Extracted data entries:
'''

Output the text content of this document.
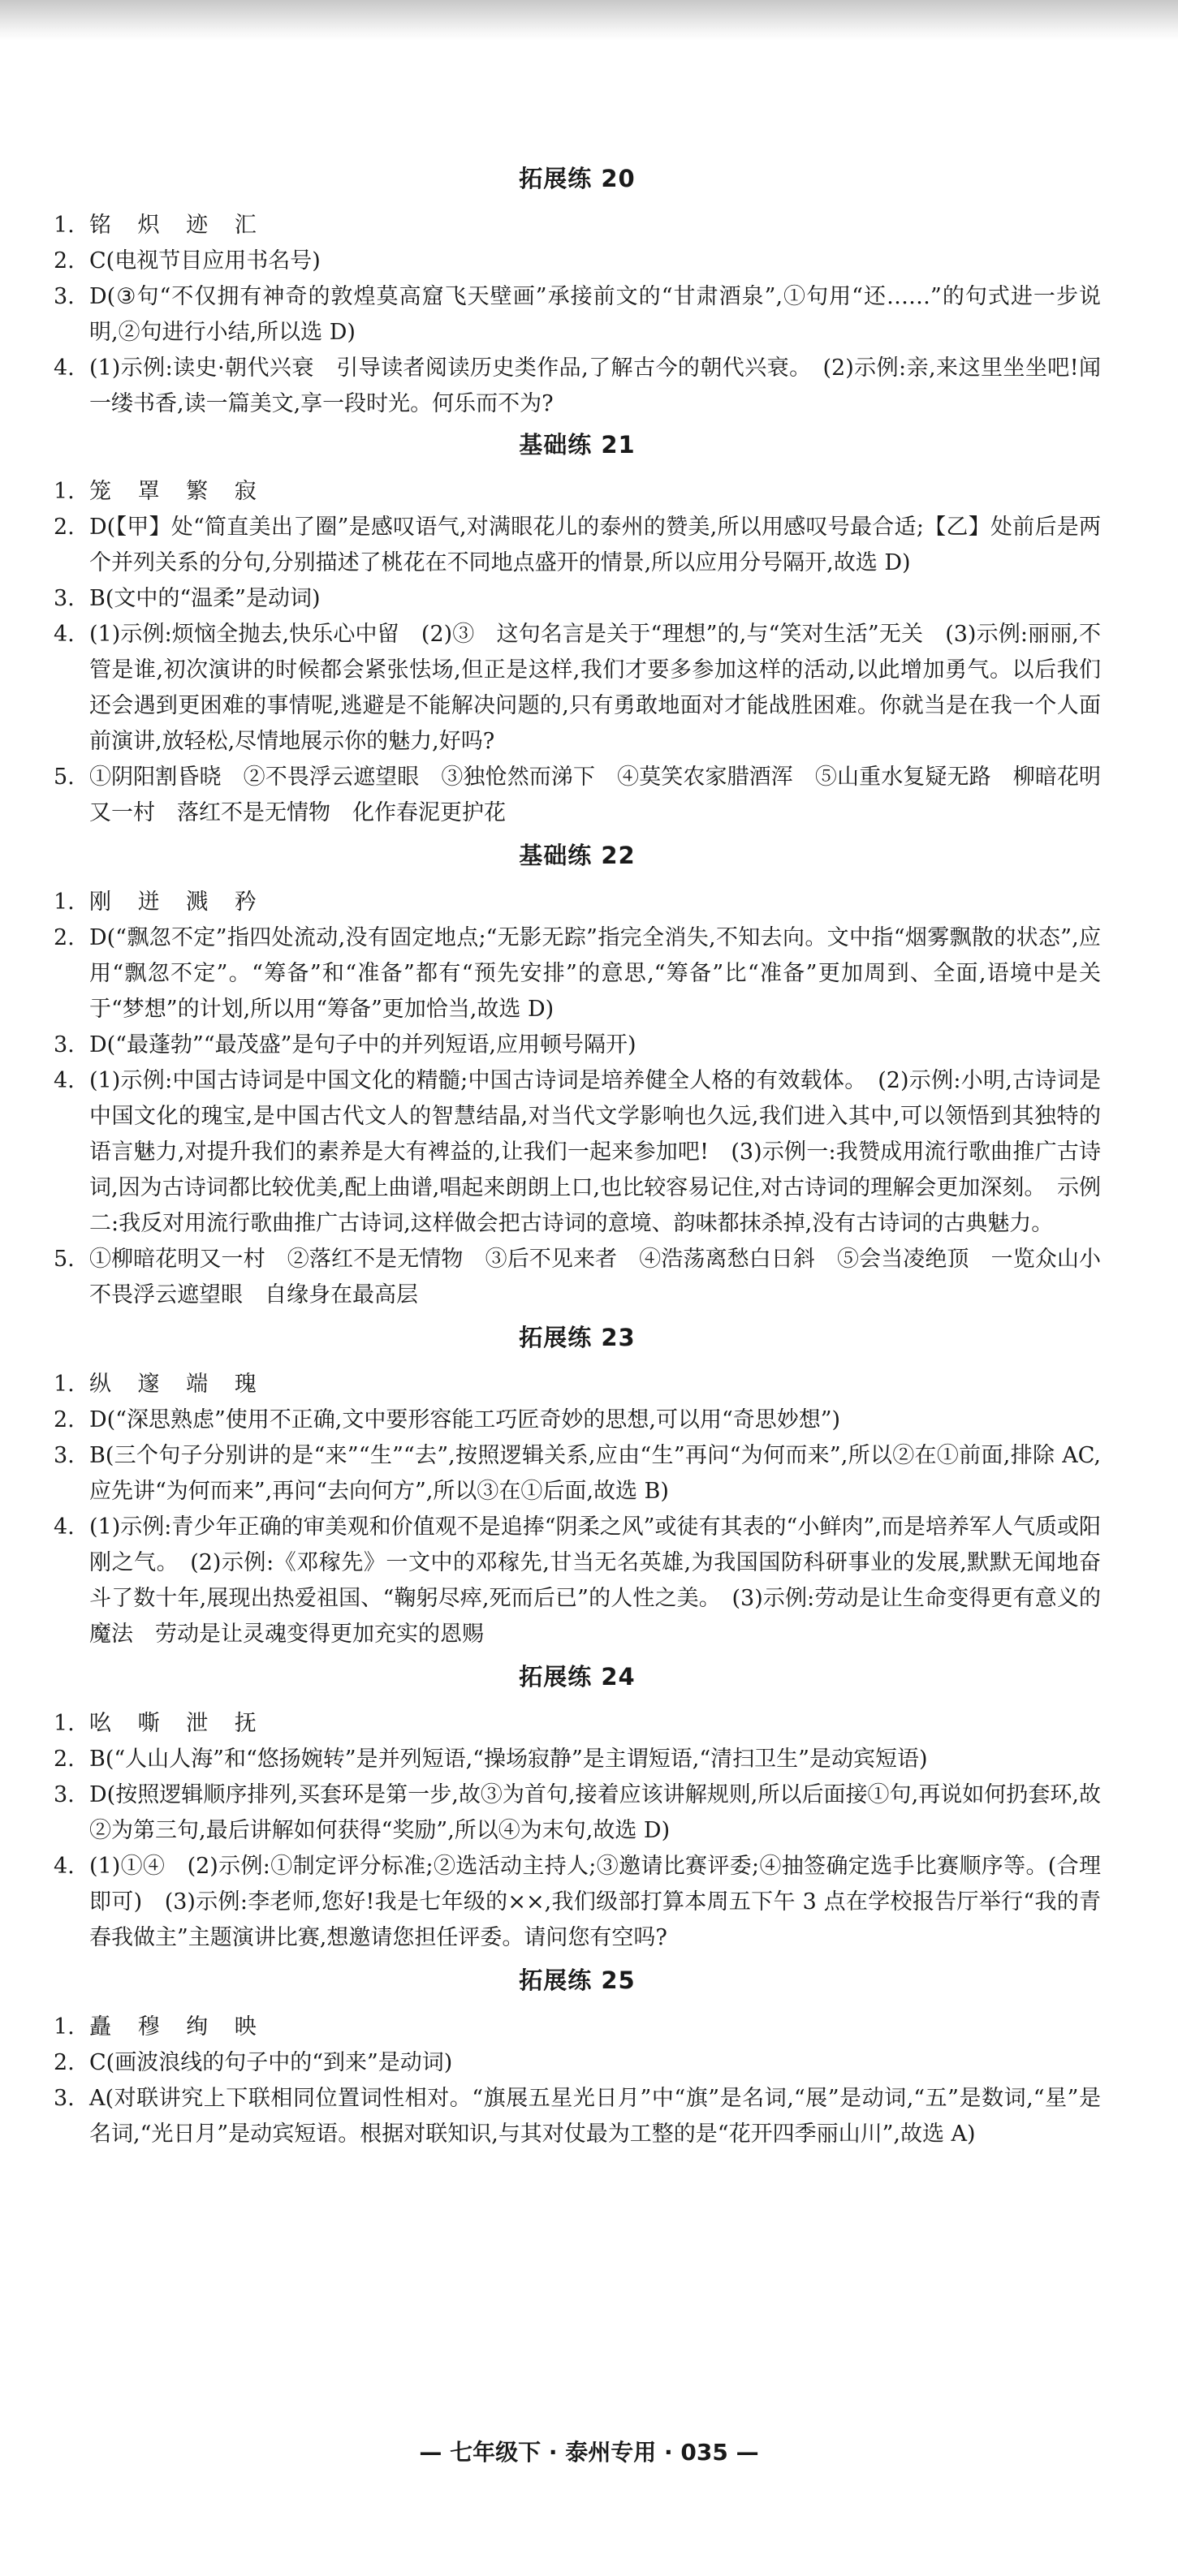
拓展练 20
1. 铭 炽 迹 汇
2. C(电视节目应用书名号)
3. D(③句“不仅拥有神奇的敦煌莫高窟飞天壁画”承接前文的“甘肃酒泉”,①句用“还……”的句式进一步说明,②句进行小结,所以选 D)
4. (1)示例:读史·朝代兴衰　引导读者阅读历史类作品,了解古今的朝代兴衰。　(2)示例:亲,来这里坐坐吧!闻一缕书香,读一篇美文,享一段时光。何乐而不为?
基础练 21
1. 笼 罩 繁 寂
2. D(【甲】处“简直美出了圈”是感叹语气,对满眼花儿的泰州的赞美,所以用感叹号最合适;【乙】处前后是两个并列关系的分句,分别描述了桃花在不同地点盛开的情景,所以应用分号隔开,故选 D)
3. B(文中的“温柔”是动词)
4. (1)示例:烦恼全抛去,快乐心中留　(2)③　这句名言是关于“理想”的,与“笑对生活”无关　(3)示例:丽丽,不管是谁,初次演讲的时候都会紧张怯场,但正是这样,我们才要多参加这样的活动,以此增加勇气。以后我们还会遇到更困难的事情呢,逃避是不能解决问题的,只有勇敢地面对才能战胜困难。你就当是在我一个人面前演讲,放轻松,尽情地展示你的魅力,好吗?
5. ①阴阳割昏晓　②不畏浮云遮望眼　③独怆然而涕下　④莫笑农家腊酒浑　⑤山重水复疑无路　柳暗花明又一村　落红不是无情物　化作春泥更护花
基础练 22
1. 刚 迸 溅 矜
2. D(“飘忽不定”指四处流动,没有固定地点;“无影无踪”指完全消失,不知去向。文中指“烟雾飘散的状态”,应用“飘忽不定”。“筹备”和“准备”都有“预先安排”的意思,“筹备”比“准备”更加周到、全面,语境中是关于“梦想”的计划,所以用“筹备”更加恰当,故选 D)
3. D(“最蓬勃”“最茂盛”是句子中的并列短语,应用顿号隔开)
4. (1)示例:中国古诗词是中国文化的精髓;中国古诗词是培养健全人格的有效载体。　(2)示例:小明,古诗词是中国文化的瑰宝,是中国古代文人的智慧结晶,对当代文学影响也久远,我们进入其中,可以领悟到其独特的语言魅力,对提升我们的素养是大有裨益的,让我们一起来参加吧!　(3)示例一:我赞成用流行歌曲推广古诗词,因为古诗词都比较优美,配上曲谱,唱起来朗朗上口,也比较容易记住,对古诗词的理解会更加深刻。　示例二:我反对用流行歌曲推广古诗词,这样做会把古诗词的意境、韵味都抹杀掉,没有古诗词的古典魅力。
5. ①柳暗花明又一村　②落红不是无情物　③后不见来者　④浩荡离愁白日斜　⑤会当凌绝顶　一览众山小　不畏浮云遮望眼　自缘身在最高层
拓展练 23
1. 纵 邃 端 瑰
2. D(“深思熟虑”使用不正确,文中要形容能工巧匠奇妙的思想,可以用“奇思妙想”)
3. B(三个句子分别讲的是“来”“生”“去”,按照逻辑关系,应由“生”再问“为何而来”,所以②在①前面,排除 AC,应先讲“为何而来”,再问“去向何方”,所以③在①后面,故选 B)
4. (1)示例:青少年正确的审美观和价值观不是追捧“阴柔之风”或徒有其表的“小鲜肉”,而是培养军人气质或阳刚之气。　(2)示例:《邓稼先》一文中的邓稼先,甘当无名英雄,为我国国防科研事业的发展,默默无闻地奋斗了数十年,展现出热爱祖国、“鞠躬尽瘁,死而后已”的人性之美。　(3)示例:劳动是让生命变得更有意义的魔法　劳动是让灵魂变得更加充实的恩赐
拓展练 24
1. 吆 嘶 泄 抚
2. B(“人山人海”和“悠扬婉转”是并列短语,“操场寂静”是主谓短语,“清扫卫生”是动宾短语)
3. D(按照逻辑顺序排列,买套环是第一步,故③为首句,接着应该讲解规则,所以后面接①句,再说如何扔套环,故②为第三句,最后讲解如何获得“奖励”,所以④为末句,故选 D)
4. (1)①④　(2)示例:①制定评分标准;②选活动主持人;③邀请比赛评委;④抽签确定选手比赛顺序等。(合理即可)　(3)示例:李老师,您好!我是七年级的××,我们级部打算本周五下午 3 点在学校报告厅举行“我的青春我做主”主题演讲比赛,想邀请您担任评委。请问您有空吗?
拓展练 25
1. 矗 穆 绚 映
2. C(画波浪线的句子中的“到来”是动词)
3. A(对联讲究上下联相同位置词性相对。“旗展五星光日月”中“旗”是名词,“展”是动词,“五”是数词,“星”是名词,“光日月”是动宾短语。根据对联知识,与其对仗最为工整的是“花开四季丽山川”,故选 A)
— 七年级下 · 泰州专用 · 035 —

'''
'''

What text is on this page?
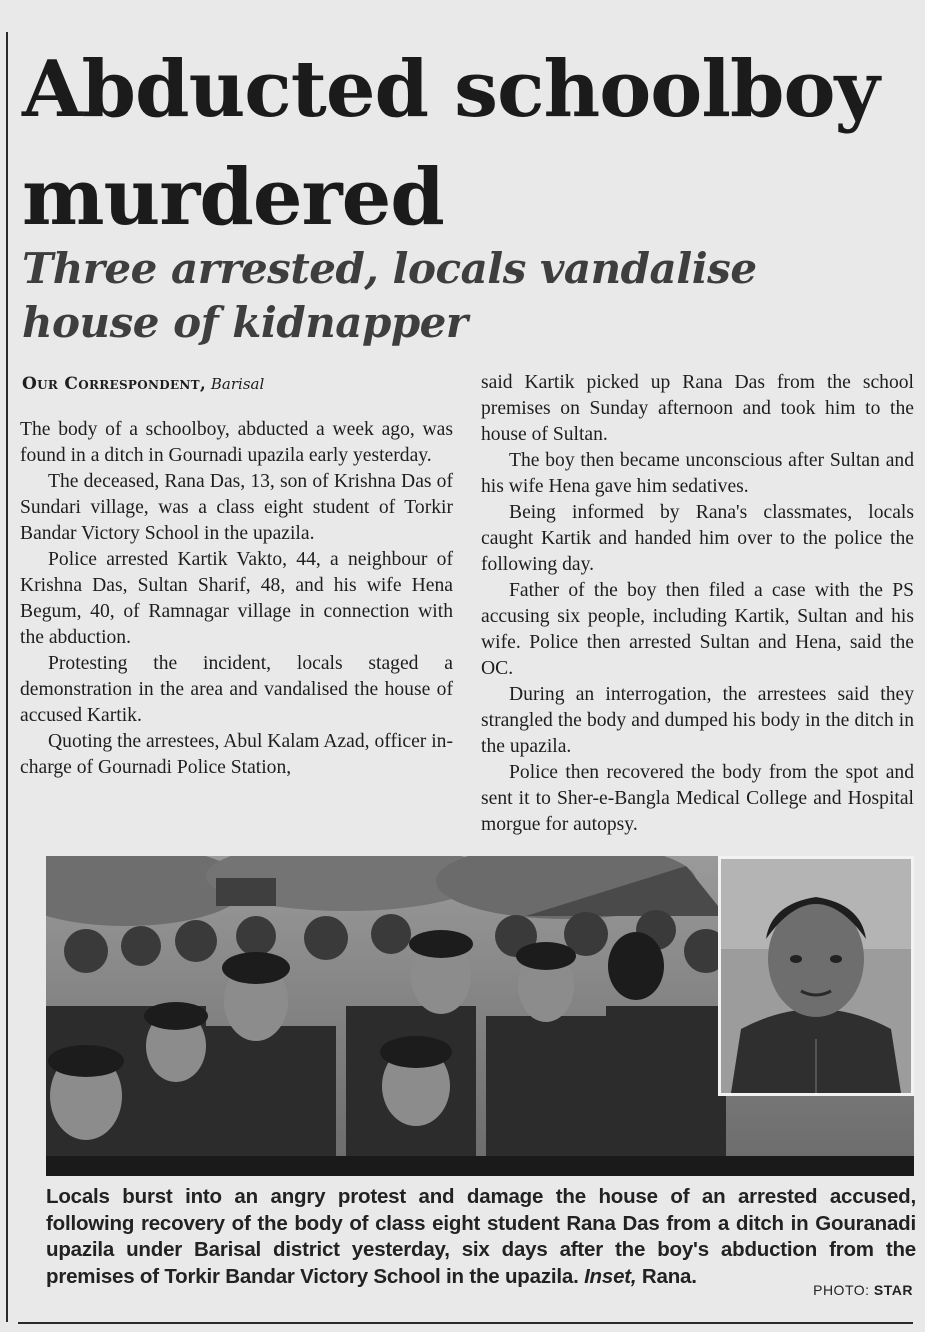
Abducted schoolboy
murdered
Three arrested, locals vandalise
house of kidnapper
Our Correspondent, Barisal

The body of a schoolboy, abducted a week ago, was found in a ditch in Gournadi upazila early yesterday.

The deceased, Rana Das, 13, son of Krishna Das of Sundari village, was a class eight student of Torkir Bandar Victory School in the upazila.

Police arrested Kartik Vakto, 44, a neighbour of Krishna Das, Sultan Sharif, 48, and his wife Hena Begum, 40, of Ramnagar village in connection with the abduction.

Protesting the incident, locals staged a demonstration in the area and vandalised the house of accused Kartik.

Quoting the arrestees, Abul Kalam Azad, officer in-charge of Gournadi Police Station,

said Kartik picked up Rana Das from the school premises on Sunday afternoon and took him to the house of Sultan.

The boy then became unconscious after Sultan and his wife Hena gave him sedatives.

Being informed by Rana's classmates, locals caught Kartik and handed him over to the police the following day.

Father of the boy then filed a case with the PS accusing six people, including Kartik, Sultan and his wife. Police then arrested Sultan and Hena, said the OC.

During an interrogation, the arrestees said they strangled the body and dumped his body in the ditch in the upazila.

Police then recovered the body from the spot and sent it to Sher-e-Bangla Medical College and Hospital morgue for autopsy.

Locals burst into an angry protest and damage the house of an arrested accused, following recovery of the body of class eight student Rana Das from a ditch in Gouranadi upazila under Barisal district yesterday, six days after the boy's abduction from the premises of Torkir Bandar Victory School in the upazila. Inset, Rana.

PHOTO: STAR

'''

_REQUIREMENTS_
Pull out all lines in the data above that include "是动宾短语".

_REPLY TO THE TASK_
2. B(“人山人海”和“悠扬婉转”是并列短语,“操场寂静”是主谓短语,“清扫卫生”是动宾短语)
3. A(对联讲究上下联相同位置词性相对。“旗展五星光日月”中“旗”是名词,“展”是动词,“五”是数词,“星”是名词,“光日月”是动宾短语。根据对联知识,与其对仗最为工整的是“花开四季丽山川”,故选 A)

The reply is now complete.